DESCRIPTION OF THE TASK:
Tally up the lines where the string "name" appears; reply with the number only.
--------------------------------------------------
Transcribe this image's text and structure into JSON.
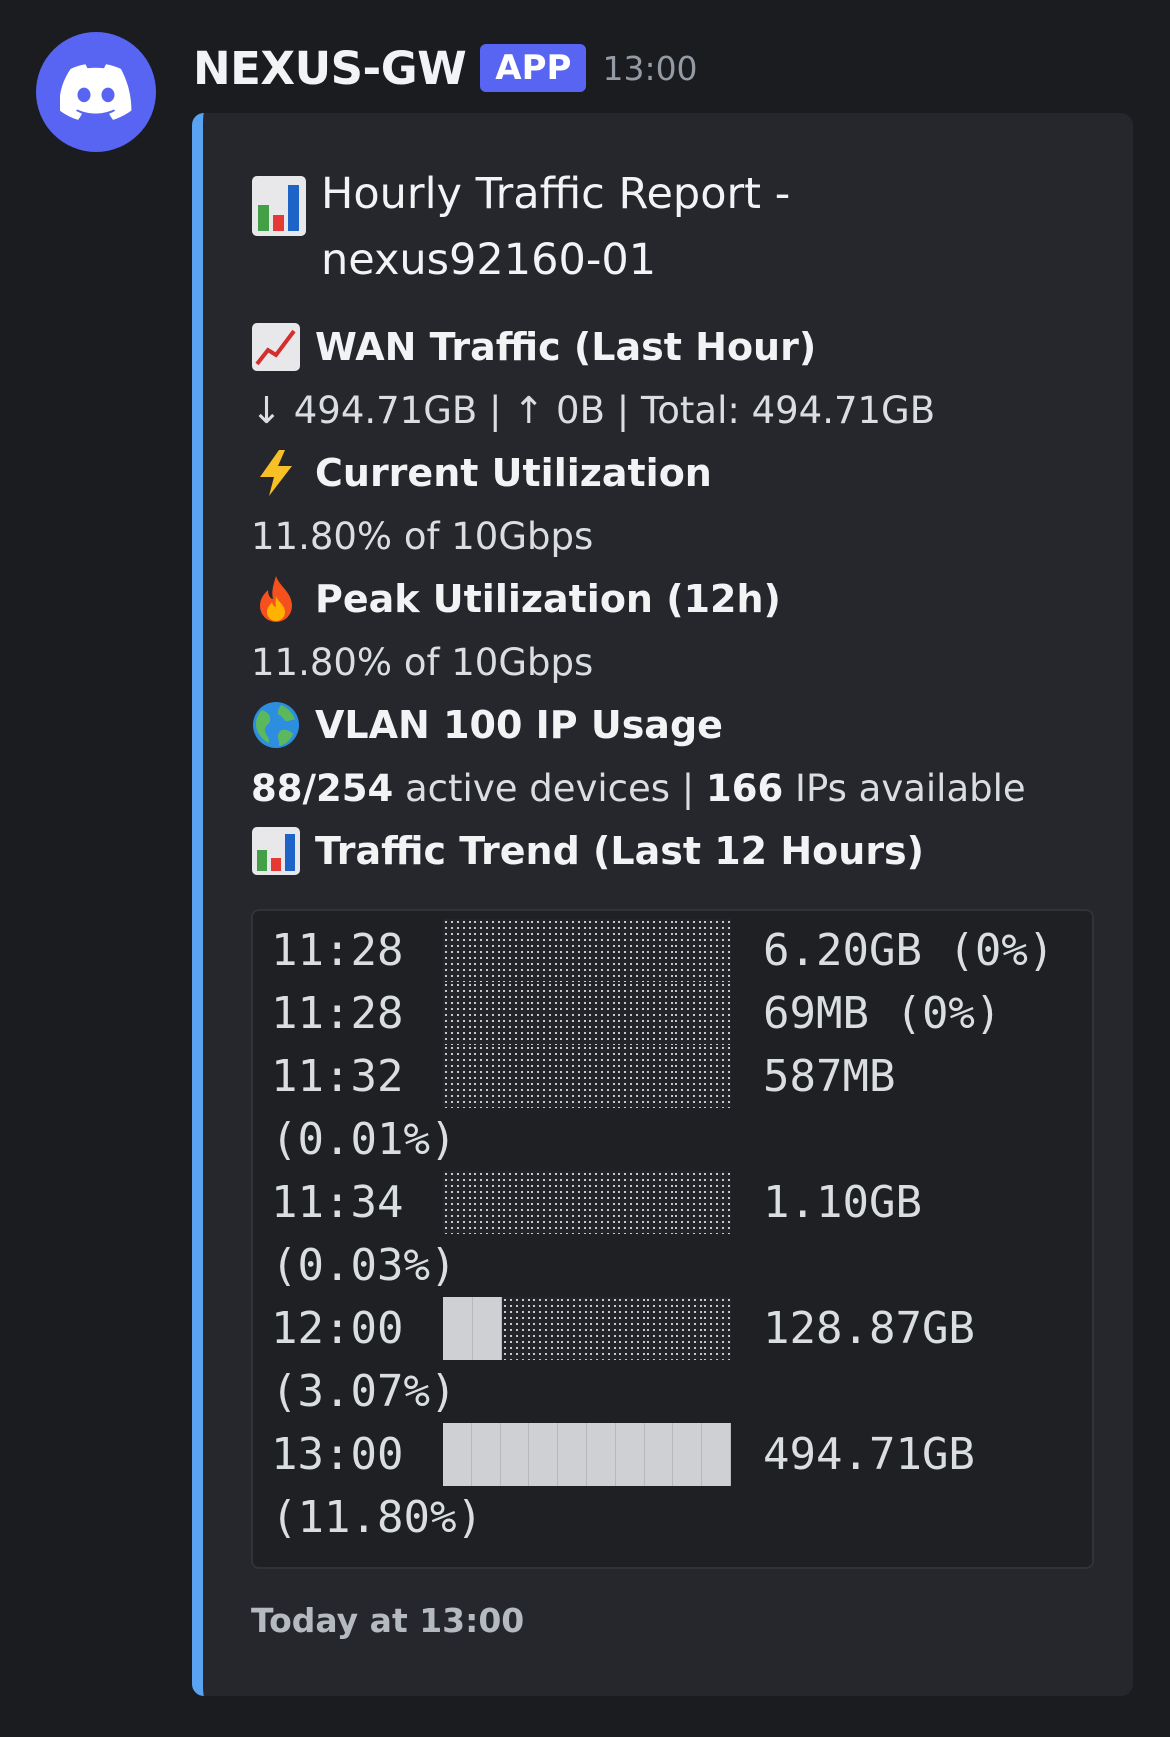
{
  "message": {
    "avatar_icon": "discord-logo-icon",
    "author": "NEXUS-GW",
    "badge": "APP",
    "time": "13:00"
  },
  "embed": {
    "accent_color": "#5aa3f0",
    "title": "Hourly Traffic Report - nexus92160-01",
    "title_icon": "bar-chart-emoji",
    "fields": [
      {
        "icon": "chart-increasing-emoji",
        "name": "WAN Traffic (Last Hour)",
        "value": "↓ 494.71GB | ↑ 0B | Total: 494.71GB"
      },
      {
        "icon": "high-voltage-emoji",
        "name": "Current Utilization",
        "value": "11.80% of 10Gbps"
      },
      {
        "icon": "fire-emoji",
        "name": "Peak Utilization (12h)",
        "value": "11.80% of 10Gbps"
      },
      {
        "icon": "globe-emoji",
        "name": "VLAN 100 IP Usage",
        "value_parts": {
          "active": "88/254",
          "active_suffix": " active devices | ",
          "available": "166",
          "available_suffix": " IPs available"
        }
      },
      {
        "icon": "bar-chart-emoji",
        "name": "Traffic Trend (Last 12 Hours)"
      }
    ],
    "trend": [
      {
        "time": "11:28",
        "label": "6.20GB (0%)",
        "percent": 0,
        "full_cells": 0,
        "wrap": ""
      },
      {
        "time": "11:28",
        "label": "69MB (0%)",
        "percent": 0,
        "full_cells": 0,
        "wrap": ""
      },
      {
        "time": "11:32",
        "label": "587MB",
        "percent": 0.01,
        "full_cells": 0,
        "wrap": "(0.01%)"
      },
      {
        "time": "11:34",
        "label": "1.10GB",
        "percent": 0.03,
        "full_cells": 0,
        "wrap": "(0.03%)"
      },
      {
        "time": "12:00",
        "label": "128.87GB",
        "percent": 3.07,
        "full_cells": 2,
        "wrap": "(3.07%)"
      },
      {
        "time": "13:00",
        "label": "494.71GB",
        "percent": 11.8,
        "full_cells": 10,
        "wrap": "(11.80%)"
      }
    ],
    "footer": "Today at 13:00"
  }
}
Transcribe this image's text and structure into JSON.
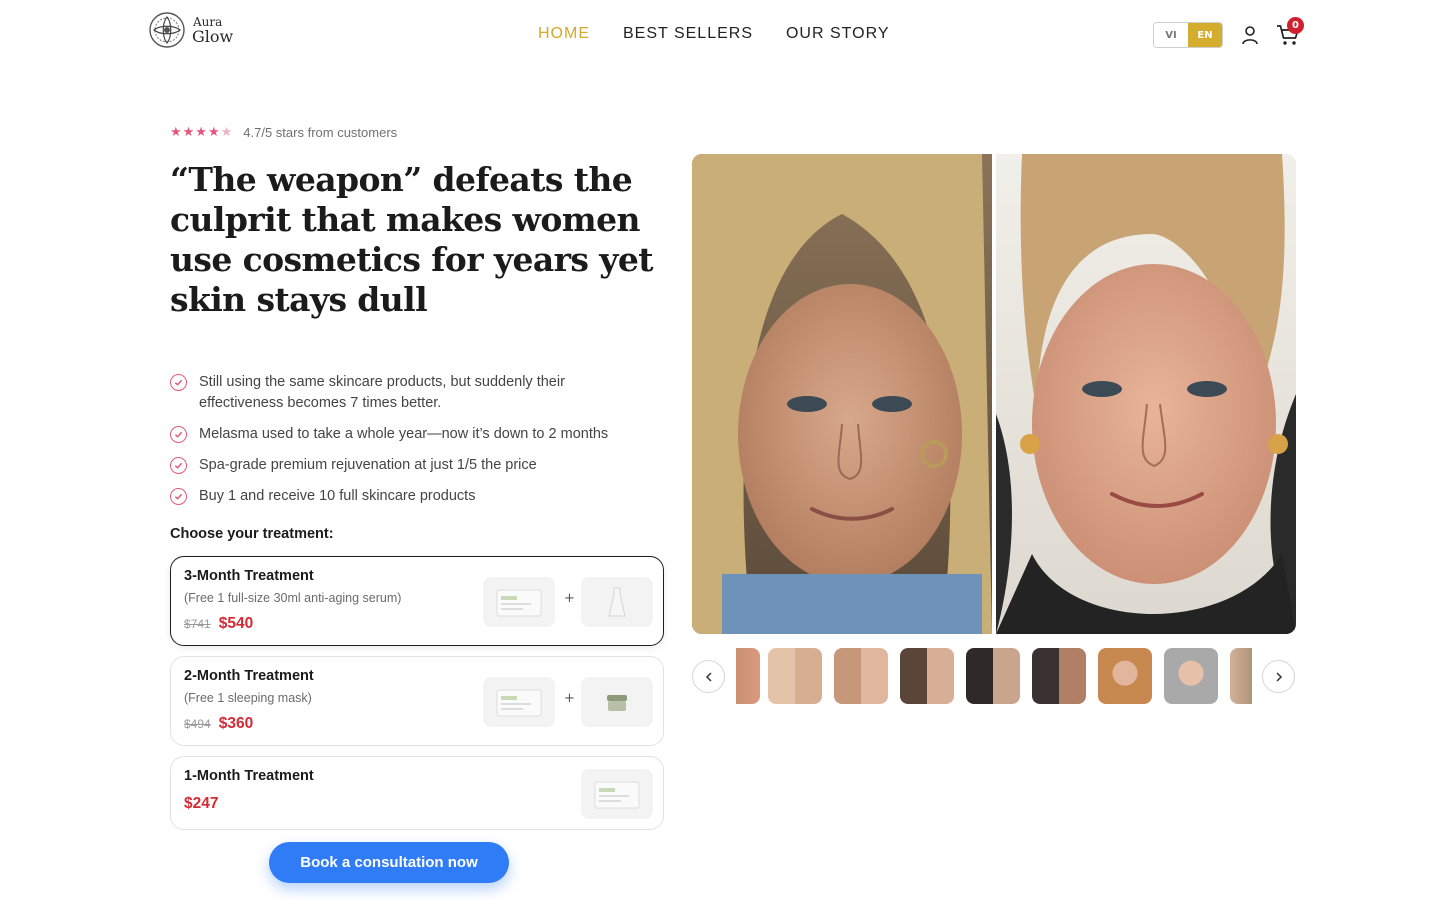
{
  "header": {
    "logo": {
      "line1": "Aura",
      "line2": "Glow"
    },
    "nav": [
      {
        "label": "HOME",
        "active": true
      },
      {
        "label": "BEST SELLERS",
        "active": false
      },
      {
        "label": "OUR STORY",
        "active": false
      }
    ],
    "languages": {
      "vi": "VI",
      "en": "EN",
      "selected": "EN"
    },
    "cart_count": "0",
    "icons": [
      "user-icon",
      "cart-icon"
    ]
  },
  "hero": {
    "rating": {
      "stars": 4.7,
      "max": 5,
      "text": "4.7/5 stars from customers"
    },
    "headline": "“The weapon” defeats the culprit that makes women use cosmetics for years yet skin stays dull",
    "benefits": [
      "Still using the same skincare products, but suddenly their effectiveness becomes 7 times better.",
      "Melasma used to take a whole year—now it’s down to 2 months",
      "Spa-grade premium rejuvenation at just 1/5 the price",
      "Buy 1 and receive 10 full skincare products"
    ],
    "choose_label": "Choose your treatment:",
    "options": [
      {
        "title": "3-Month Treatment",
        "subtitle": "(Free 1 full-size 30ml anti-aging serum)",
        "old_price": "$741",
        "price": "$540",
        "selected": true
      },
      {
        "title": "2-Month Treatment",
        "subtitle": "(Free 1 sleeping mask)",
        "old_price": "$494",
        "price": "$360",
        "selected": false
      },
      {
        "title": "1-Month Treatment",
        "subtitle": "",
        "old_price": "",
        "price": "$247",
        "selected": false
      }
    ],
    "plus": "+",
    "cta": "Book a consultation now"
  },
  "gallery": {
    "thumbnail_count": 9,
    "selected_index": 0
  },
  "colors": {
    "accent_gold": "#d4a82b",
    "cta_blue": "#2f7cf6",
    "price_red": "#d42a34",
    "check_pink": "#e05a78",
    "badge_red": "#d01f2f"
  }
}
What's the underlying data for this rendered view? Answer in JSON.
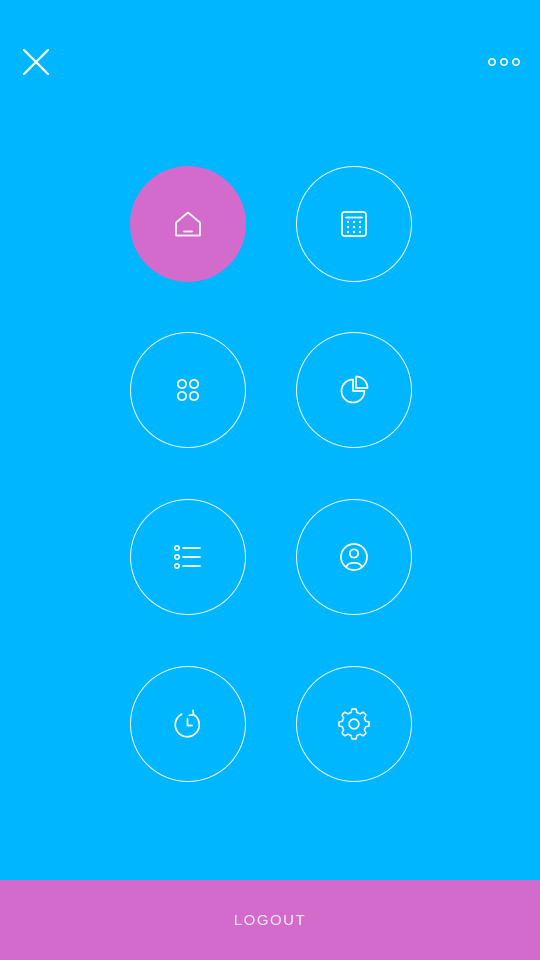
--------------------------------------------------
THE RESULT:
5